Each line below should be quoted exactly, please.

====================

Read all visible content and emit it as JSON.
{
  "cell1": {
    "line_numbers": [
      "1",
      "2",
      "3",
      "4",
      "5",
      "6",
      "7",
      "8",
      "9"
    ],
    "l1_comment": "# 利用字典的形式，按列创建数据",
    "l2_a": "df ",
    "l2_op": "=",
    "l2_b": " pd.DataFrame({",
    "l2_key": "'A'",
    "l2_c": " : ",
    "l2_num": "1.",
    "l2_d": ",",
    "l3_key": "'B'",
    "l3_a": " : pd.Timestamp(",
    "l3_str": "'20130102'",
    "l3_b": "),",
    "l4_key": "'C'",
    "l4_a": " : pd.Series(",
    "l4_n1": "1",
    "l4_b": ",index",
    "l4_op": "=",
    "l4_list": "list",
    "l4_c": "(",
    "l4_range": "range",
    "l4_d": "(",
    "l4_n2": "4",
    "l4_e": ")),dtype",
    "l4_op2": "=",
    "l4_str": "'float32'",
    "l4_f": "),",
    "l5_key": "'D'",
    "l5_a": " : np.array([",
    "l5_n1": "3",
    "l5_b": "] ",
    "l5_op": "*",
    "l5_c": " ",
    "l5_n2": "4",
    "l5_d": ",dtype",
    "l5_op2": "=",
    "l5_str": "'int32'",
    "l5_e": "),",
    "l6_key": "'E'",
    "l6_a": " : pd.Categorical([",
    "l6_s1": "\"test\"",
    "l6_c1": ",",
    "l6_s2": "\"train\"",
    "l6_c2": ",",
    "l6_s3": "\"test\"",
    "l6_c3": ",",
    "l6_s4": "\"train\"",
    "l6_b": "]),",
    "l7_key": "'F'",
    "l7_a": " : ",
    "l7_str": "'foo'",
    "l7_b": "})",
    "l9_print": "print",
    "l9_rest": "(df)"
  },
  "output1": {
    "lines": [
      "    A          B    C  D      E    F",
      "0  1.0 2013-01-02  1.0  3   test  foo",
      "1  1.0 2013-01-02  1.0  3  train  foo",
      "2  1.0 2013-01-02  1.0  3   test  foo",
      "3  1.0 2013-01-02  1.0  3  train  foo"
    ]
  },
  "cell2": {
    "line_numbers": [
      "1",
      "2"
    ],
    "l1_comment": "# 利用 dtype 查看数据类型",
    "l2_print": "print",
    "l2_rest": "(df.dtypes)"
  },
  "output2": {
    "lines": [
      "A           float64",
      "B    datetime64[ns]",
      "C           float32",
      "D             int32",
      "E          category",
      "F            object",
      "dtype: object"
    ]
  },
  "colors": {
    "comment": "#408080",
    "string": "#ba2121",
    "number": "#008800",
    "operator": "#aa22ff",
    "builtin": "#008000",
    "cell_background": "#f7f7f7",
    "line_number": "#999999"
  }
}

====================

— Final result —
Read all visible content and emit it as JSON.
{
  "cell1": {
    "line_numbers": [
      "1",
      "2",
      "3",
      "4",
      "5",
      "6",
      "7",
      "8",
      "9"
    ],
    "l1_comment": "# 利用字典的形式，按列创建数据",
    "l2_a": "df ",
    "l2_op": "=",
    "l2_b": " pd.DataFrame({",
    "l2_key": "'A'",
    "l2_c": " : ",
    "l2_num": "1.",
    "l2_d": ",",
    "l3_key": "'B'",
    "l3_a": " : pd.Timestamp(",
    "l3_str": "'20130102'",
    "l3_b": "),",
    "l4_key": "'C'",
    "l4_a": " : pd.Series(",
    "l4_n1": "1",
    "l4_b": ",index",
    "l4_op": "=",
    "l4_list": "list",
    "l4_c": "(",
    "l4_range": "range",
    "l4_d": "(",
    "l4_n2": "4",
    "l4_e": ")),dtype",
    "l4_op2": "=",
    "l4_str": "'float32'",
    "l4_f": "),",
    "l5_key": "'D'",
    "l5_a": " : np.array([",
    "l5_n1": "3",
    "l5_b": "] ",
    "l5_op": "*",
    "l5_c": " ",
    "l5_n2": "4",
    "l5_d": ",dtype",
    "l5_op2": "=",
    "l5_str": "'int32'",
    "l5_e": "),",
    "l6_key": "'E'",
    "l6_a": " : pd.Categorical([",
    "l6_s1": "\"test\"",
    "l6_c1": ",",
    "l6_s2": "\"train\"",
    "l6_c2": ",",
    "l6_s3": "\"test\"",
    "l6_c3": ",",
    "l6_s4": "\"train\"",
    "l6_b": "]),",
    "l7_key": "'F'",
    "l7_a": " : ",
    "l7_str": "'foo'",
    "l7_b": "})",
    "l9_print": "print",
    "l9_rest": "(df)"
  },
  "output1": {
    "lines": [
      "    A          B    C  D      E    F",
      "0  1.0 2013-01-02  1.0  3   test  foo",
      "1  1.0 2013-01-02  1.0  3  train  foo",
      "2  1.0 2013-01-02  1.0  3   test  foo",
      "3  1.0 2013-01-02  1.0  3  train  foo"
    ]
  },
  "cell2": {
    "line_numbers": [
      "1",
      "2"
    ],
    "l1_comment": "# 利用 dtype 查看数据类型",
    "l2_print": "print",
    "l2_rest": "(df.dtypes)"
  },
  "output2": {
    "lines": [
      "A           float64",
      "B    datetime64[ns]",
      "C           float32",
      "D             int32",
      "E          category",
      "F            object",
      "dtype: object"
    ]
  },
  "colors": {
    "comment": "#408080",
    "string": "#ba2121",
    "number": "#008800",
    "operator": "#aa22ff",
    "builtin": "#008000",
    "cell_background": "#f7f7f7",
    "line_number": "#999999"
  }
}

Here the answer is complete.